What you are asked to do
For each line below that includes the word "JSON", make a copy.

○ ○ ○

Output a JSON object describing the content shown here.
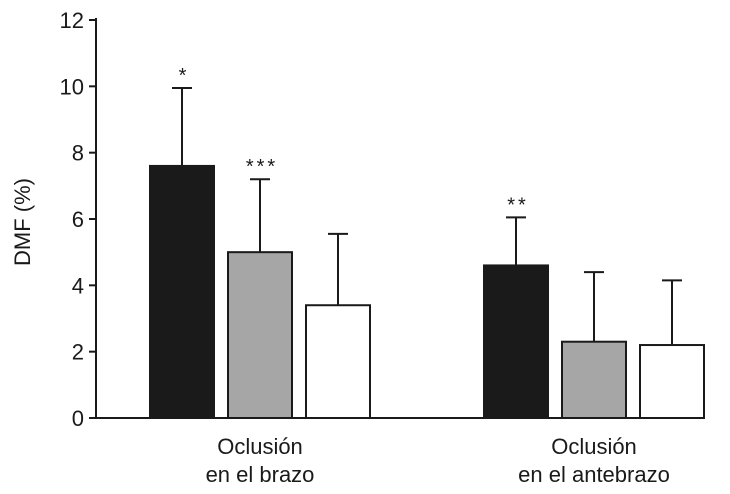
{
  "chart_data": {
    "type": "bar",
    "ylabel": "DMF (%)",
    "ylim": [
      0,
      12
    ],
    "yticks": [
      "0",
      "2",
      "4",
      "6",
      "8",
      "10",
      "12"
    ],
    "categories": [
      {
        "line1": "Oclusión",
        "line2": "en el brazo"
      },
      {
        "line1": "Oclusión",
        "line2": "en el antebrazo"
      }
    ],
    "series": [
      {
        "color": "#1a1a1a",
        "values": [
          7.6,
          4.6
        ],
        "errors": [
          2.35,
          1.45
        ],
        "significance": [
          "*",
          "**"
        ]
      },
      {
        "color": "#a6a6a6",
        "values": [
          5.0,
          2.3
        ],
        "errors": [
          2.2,
          2.1
        ],
        "significance": [
          "***",
          ""
        ]
      },
      {
        "color": "#ffffff",
        "values": [
          3.4,
          2.2
        ],
        "errors": [
          2.15,
          1.95
        ],
        "significance": [
          "",
          ""
        ]
      }
    ],
    "grid": false,
    "legend": "none"
  }
}
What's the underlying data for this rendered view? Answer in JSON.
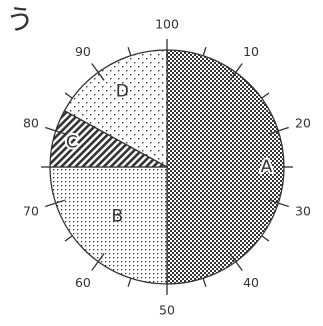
{
  "title": "う",
  "chart_data": {
    "type": "pie",
    "title": "う",
    "total": 100,
    "slices": [
      {
        "label": "A",
        "value": 50,
        "pattern": "checker"
      },
      {
        "label": "B",
        "value": 25,
        "pattern": "dots-dense"
      },
      {
        "label": "C",
        "value": 8,
        "pattern": "stripes"
      },
      {
        "label": "D",
        "value": 17,
        "pattern": "dots-sparse"
      }
    ],
    "scale_ticks": [
      0,
      10,
      20,
      30,
      40,
      50,
      60,
      70,
      80,
      90
    ],
    "scale_tick_labels": [
      "100",
      "10",
      "20",
      "30",
      "40",
      "50",
      "60",
      "70",
      "80",
      "90"
    ],
    "minor_ticks_every": 5,
    "start_angle": "top",
    "direction": "clockwise"
  }
}
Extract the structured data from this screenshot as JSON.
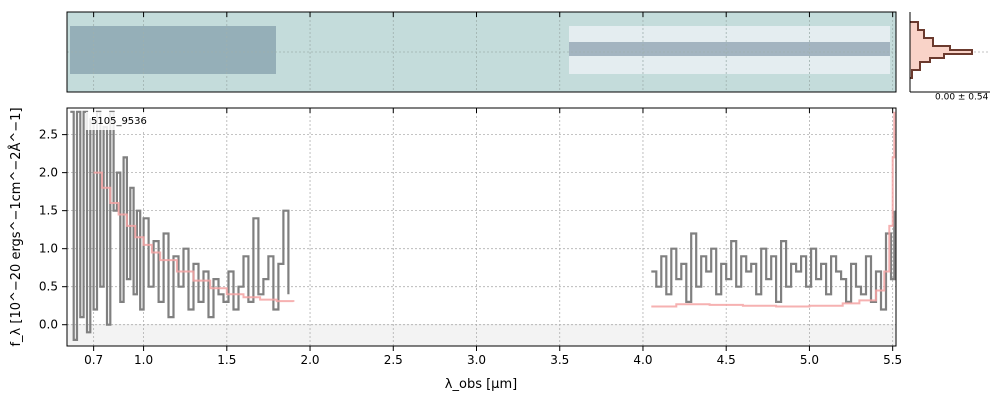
{
  "chart_data": {
    "type": "line",
    "object_id": "5105_9536",
    "xlabel": "λ_obs [μm]",
    "ylabel": "f_λ [10^−20 ergs^−1cm^−2Å^−1]",
    "xlim": [
      0.54,
      5.52
    ],
    "ylim": [
      -0.28,
      2.85
    ],
    "x_ticks": [
      0.7,
      1.0,
      1.5,
      2.0,
      2.5,
      3.0,
      3.5,
      4.0,
      4.5,
      5.0,
      5.5
    ],
    "x_tick_labels": [
      "0.7",
      "1.0",
      "1.5",
      "2.0",
      "2.5",
      "3.0",
      "3.5",
      "4.0",
      "4.5",
      "5.0",
      "5.5"
    ],
    "y_ticks": [
      0.0,
      0.5,
      1.0,
      1.5,
      2.0,
      2.5
    ],
    "y_tick_labels": [
      "0.0",
      "0.5",
      "1.0",
      "1.5",
      "2.0",
      "2.5"
    ],
    "grid": true,
    "colors": {
      "data": "#808080",
      "model": "#f4a3a3",
      "spectrum_bg": "#c4dcdb",
      "hist_fill": "#f9d3c8",
      "hist_edge": "#6b3a2e"
    },
    "histogram_label": "0.00 ± 0.54",
    "series": [
      {
        "role": "data",
        "segments": [
          {
            "x": [
              0.56,
              0.58,
              0.6,
              0.62,
              0.64,
              0.66,
              0.68,
              0.7,
              0.72,
              0.74,
              0.76,
              0.78,
              0.8,
              0.82,
              0.84,
              0.86,
              0.88,
              0.9,
              0.92,
              0.94,
              0.96,
              0.98,
              1.0,
              1.03,
              1.06,
              1.09,
              1.12,
              1.15,
              1.18,
              1.21,
              1.24,
              1.27,
              1.3,
              1.33,
              1.36,
              1.39,
              1.42,
              1.45,
              1.48,
              1.51,
              1.54,
              1.57,
              1.6,
              1.63,
              1.66,
              1.69,
              1.72,
              1.75,
              1.78,
              1.81,
              1.84,
              1.87
            ],
            "y": [
              2.8,
              -0.2,
              2.8,
              0.1,
              2.8,
              -0.1,
              2.7,
              0.2,
              2.8,
              0.5,
              2.6,
              0.0,
              2.8,
              1.5,
              2.0,
              0.3,
              2.2,
              0.6,
              1.8,
              0.4,
              1.5,
              0.2,
              1.4,
              0.5,
              1.1,
              0.3,
              1.2,
              0.1,
              0.9,
              0.5,
              1.0,
              0.2,
              0.8,
              0.3,
              0.7,
              0.1,
              0.6,
              0.4,
              0.3,
              0.7,
              0.2,
              0.5,
              0.9,
              0.3,
              1.4,
              0.4,
              0.6,
              0.9,
              0.2,
              0.8,
              1.5,
              0.4
            ]
          },
          {
            "x": [
              4.05,
              4.08,
              4.11,
              4.14,
              4.17,
              4.2,
              4.23,
              4.26,
              4.29,
              4.32,
              4.35,
              4.38,
              4.41,
              4.44,
              4.47,
              4.5,
              4.53,
              4.56,
              4.59,
              4.62,
              4.65,
              4.68,
              4.71,
              4.74,
              4.77,
              4.8,
              4.83,
              4.86,
              4.89,
              4.92,
              4.95,
              4.98,
              5.01,
              5.04,
              5.07,
              5.1,
              5.13,
              5.16,
              5.19,
              5.22,
              5.25,
              5.28,
              5.31,
              5.34,
              5.37,
              5.4,
              5.43,
              5.46,
              5.49,
              5.51
            ],
            "y": [
              0.7,
              0.5,
              0.9,
              0.4,
              1.0,
              0.6,
              0.8,
              0.3,
              1.2,
              0.5,
              0.9,
              0.7,
              1.0,
              0.4,
              0.8,
              0.6,
              1.1,
              0.5,
              0.9,
              0.7,
              0.8,
              0.4,
              1.0,
              0.6,
              0.9,
              0.3,
              1.1,
              0.5,
              0.8,
              0.7,
              0.9,
              0.5,
              1.0,
              0.6,
              0.8,
              0.4,
              0.9,
              0.7,
              0.6,
              0.3,
              0.8,
              0.5,
              0.4,
              0.9,
              0.3,
              0.7,
              0.2,
              1.2,
              0.6,
              1.5
            ]
          }
        ]
      },
      {
        "role": "model",
        "segments": [
          {
            "x": [
              0.7,
              0.75,
              0.8,
              0.85,
              0.9,
              0.95,
              1.0,
              1.05,
              1.1,
              1.2,
              1.3,
              1.4,
              1.5,
              1.6,
              1.7,
              1.8,
              1.9
            ],
            "y": [
              2.0,
              1.8,
              1.6,
              1.45,
              1.3,
              1.15,
              1.05,
              0.95,
              0.85,
              0.7,
              0.58,
              0.48,
              0.4,
              0.36,
              0.33,
              0.31,
              0.3
            ]
          },
          {
            "x": [
              4.05,
              4.2,
              4.4,
              4.6,
              4.8,
              5.0,
              5.2,
              5.3,
              5.4,
              5.45,
              5.48,
              5.5,
              5.51
            ],
            "y": [
              0.24,
              0.27,
              0.26,
              0.25,
              0.24,
              0.25,
              0.28,
              0.32,
              0.45,
              0.7,
              1.3,
              2.2,
              2.8
            ]
          }
        ]
      }
    ]
  }
}
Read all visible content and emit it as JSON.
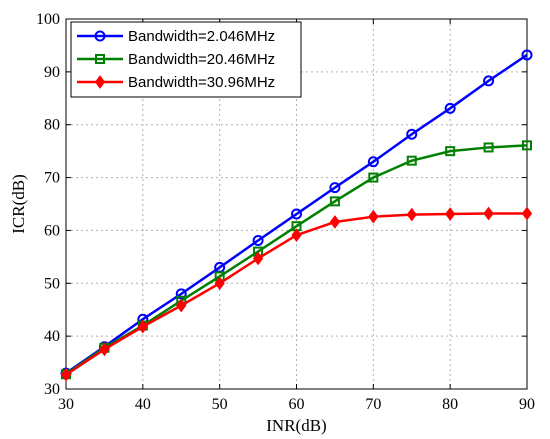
{
  "chart_data": {
    "type": "line",
    "title": "",
    "xlabel": "INR(dB)",
    "ylabel": "ICR(dB)",
    "xlim": [
      30,
      90
    ],
    "ylim": [
      30,
      100
    ],
    "xticks": [
      30,
      40,
      50,
      60,
      70,
      80,
      90
    ],
    "yticks": [
      30,
      40,
      50,
      60,
      70,
      80,
      90,
      100
    ],
    "grid": true,
    "legend_position": "top-left",
    "x": [
      30,
      35,
      40,
      45,
      50,
      55,
      60,
      65,
      70,
      75,
      80,
      85,
      90
    ],
    "series": [
      {
        "name": "Bandwidth=2.046MHz",
        "color": "#0000ff",
        "marker": "circle",
        "values": [
          33,
          38,
          43.2,
          48,
          53,
          58.1,
          63.1,
          68.1,
          73,
          78.2,
          83.1,
          88.3,
          93.2
        ]
      },
      {
        "name": "Bandwidth=20.46MHz",
        "color": "#008000",
        "marker": "square",
        "values": [
          32.8,
          37.8,
          42,
          46.7,
          51.3,
          56,
          60.8,
          65.5,
          70,
          73.2,
          75,
          75.7,
          76.1
        ]
      },
      {
        "name": "Bandwidth=30.96MHz",
        "color": "#ff0000",
        "marker": "diamond",
        "values": [
          32.7,
          37.5,
          41.8,
          45.8,
          50,
          54.7,
          59.1,
          61.6,
          62.6,
          63,
          63.1,
          63.2,
          63.2
        ]
      }
    ]
  }
}
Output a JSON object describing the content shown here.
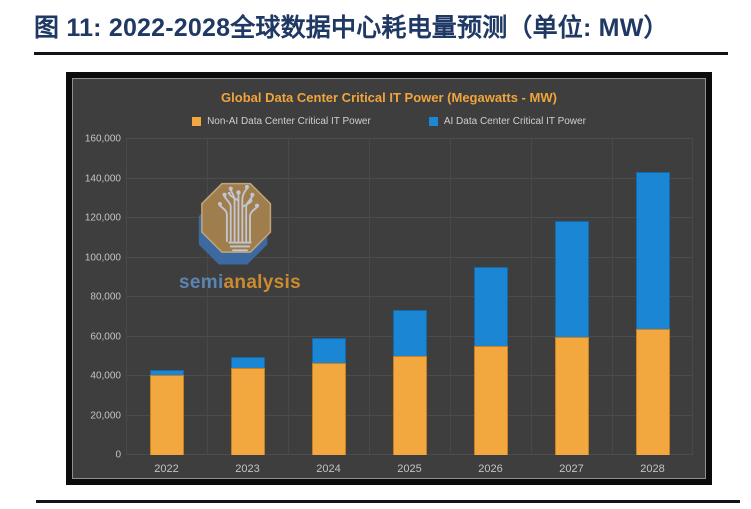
{
  "page": {
    "header_title": "图  11: 2022-2028全球数据中心耗电量预测（单位: MW）"
  },
  "chart_data": {
    "type": "bar",
    "stacked": true,
    "title": "Global Data Center Critical IT Power (Megawatts - MW)",
    "categories": [
      "2022",
      "2023",
      "2024",
      "2025",
      "2026",
      "2027",
      "2028"
    ],
    "series": [
      {
        "name": "Non-AI Data Center Critical IT Power",
        "color": "#f3a73f",
        "values": [
          40500,
          44000,
          46500,
          50000,
          55000,
          60000,
          64000
        ]
      },
      {
        "name": "AI Data Center Critical IT Power",
        "color": "#1b86d4",
        "values": [
          2500,
          5500,
          12500,
          23500,
          40000,
          58500,
          79500
        ]
      }
    ],
    "totals": [
      43000,
      49500,
      59000,
      73500,
      95000,
      118500,
      143500
    ],
    "ylim": [
      0,
      160000
    ],
    "yticks": [
      0,
      20000,
      40000,
      60000,
      80000,
      100000,
      120000,
      140000,
      160000
    ],
    "ytick_labels": [
      "0",
      "20,000",
      "40,000",
      "60,000",
      "80,000",
      "100,000",
      "120,000",
      "140,000",
      "160,000"
    ],
    "grid": true,
    "legend_position": "top",
    "plot_background": "#3e3e3e",
    "title_color": "#f0a43c"
  },
  "watermark": {
    "part1": "semi",
    "part2": "analysis"
  }
}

○ ○ ○

Completed task
Output a JSON object describing the content shown here.
What's the underlying data for this rendered view? Answer in JSON.
Extract the structured data from this screenshot as JSON.
Read all visible content and emit it as JSON.
Output a JSON object describing the content shown here.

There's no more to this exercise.